--- start EXTRACTED RECORDS ---

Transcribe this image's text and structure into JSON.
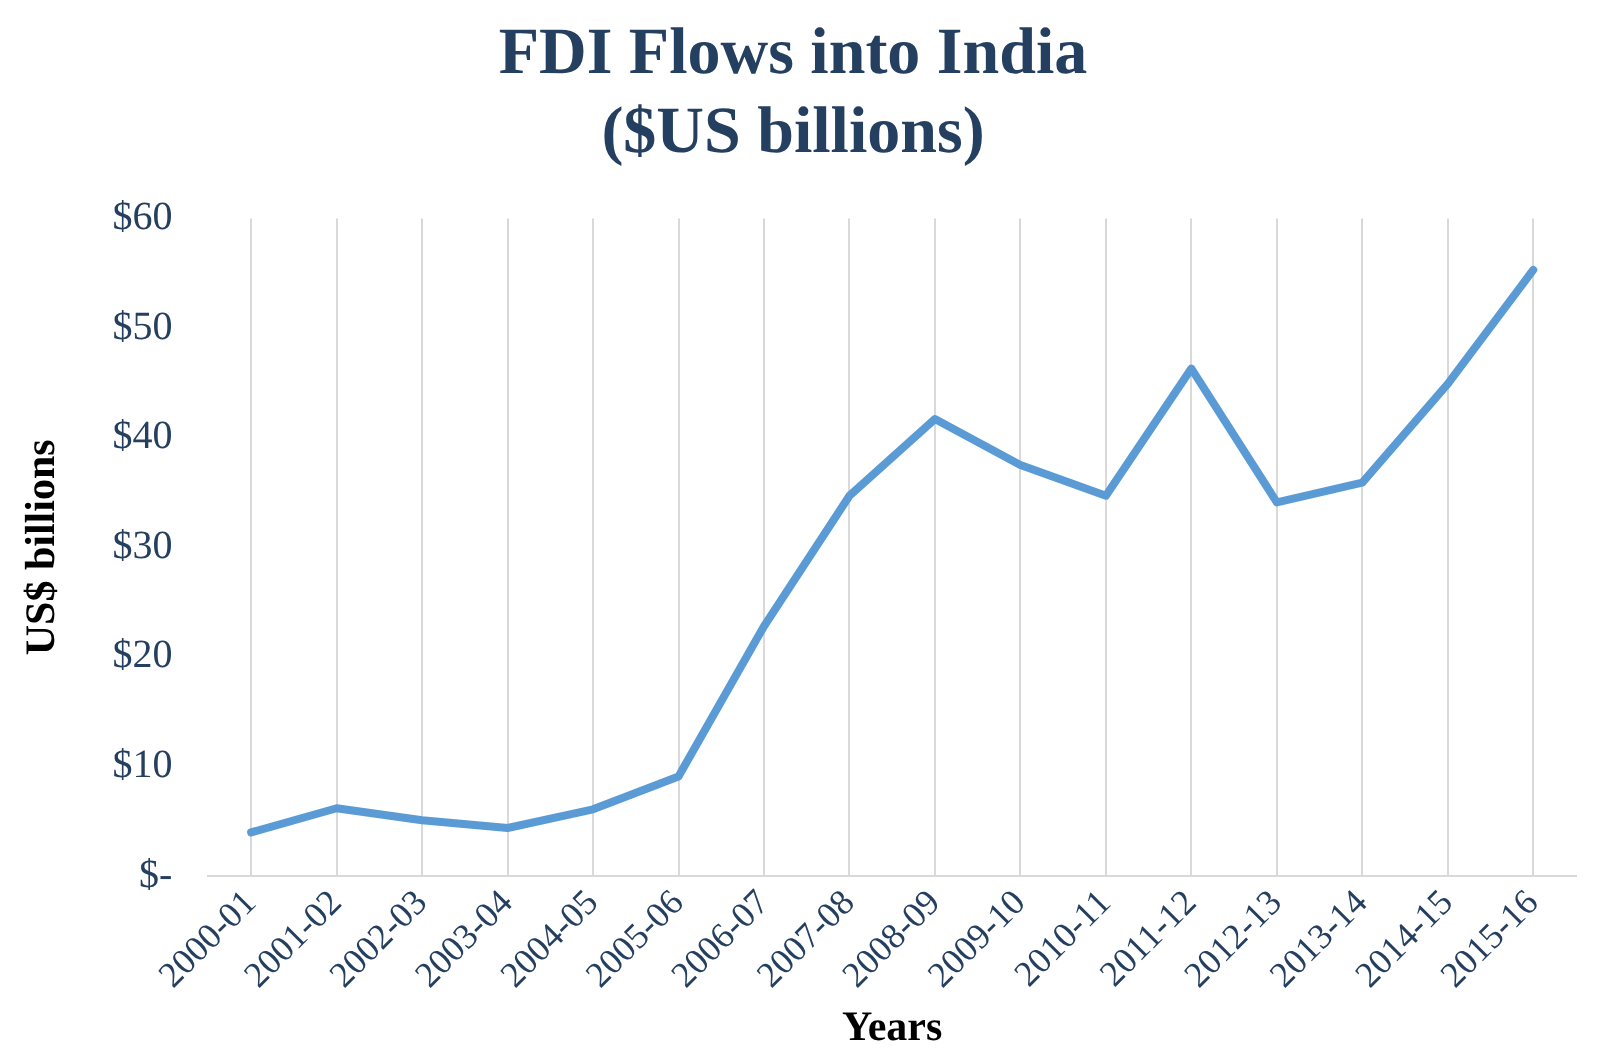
{
  "chart_data": {
    "type": "line",
    "title": [
      "FDI Flows into India",
      "($US billions)"
    ],
    "xlabel": "Years",
    "ylabel": "US$ billions",
    "categories": [
      "2000-01",
      "2001-02",
      "2002-03",
      "2003-04",
      "2004-05",
      "2005-06",
      "2006-07",
      "2007-08",
      "2008-09",
      "2009-10",
      "2010-11",
      "2011-12",
      "2012-13",
      "2013-14",
      "2014-15",
      "2015-16"
    ],
    "series": [
      {
        "color": "#5b9bd5",
        "values": [
          4.0,
          6.2,
          5.1,
          4.4,
          6.1,
          9.1,
          22.8,
          34.7,
          41.7,
          37.5,
          34.7,
          46.3,
          34.1,
          35.9,
          44.9,
          55.3
        ]
      }
    ],
    "ylim": [
      0,
      60
    ],
    "yticks": [
      {
        "value": 0,
        "label": "$-"
      },
      {
        "value": 10,
        "label": "$10"
      },
      {
        "value": 20,
        "label": "$20"
      },
      {
        "value": 30,
        "label": "$30"
      },
      {
        "value": 40,
        "label": "$40"
      },
      {
        "value": 50,
        "label": "$50"
      },
      {
        "value": 60,
        "label": "$60"
      }
    ],
    "grid": "x",
    "legend": false,
    "marker": "none",
    "line_style": "solid"
  }
}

--- end EXTRACTED RECORDS ---

CHALLENGE:
List every line above that holds the word "into".

ANSWER IN FULL:
Transcribe this image's text and structure into JSON.
      "FDI Flows into India",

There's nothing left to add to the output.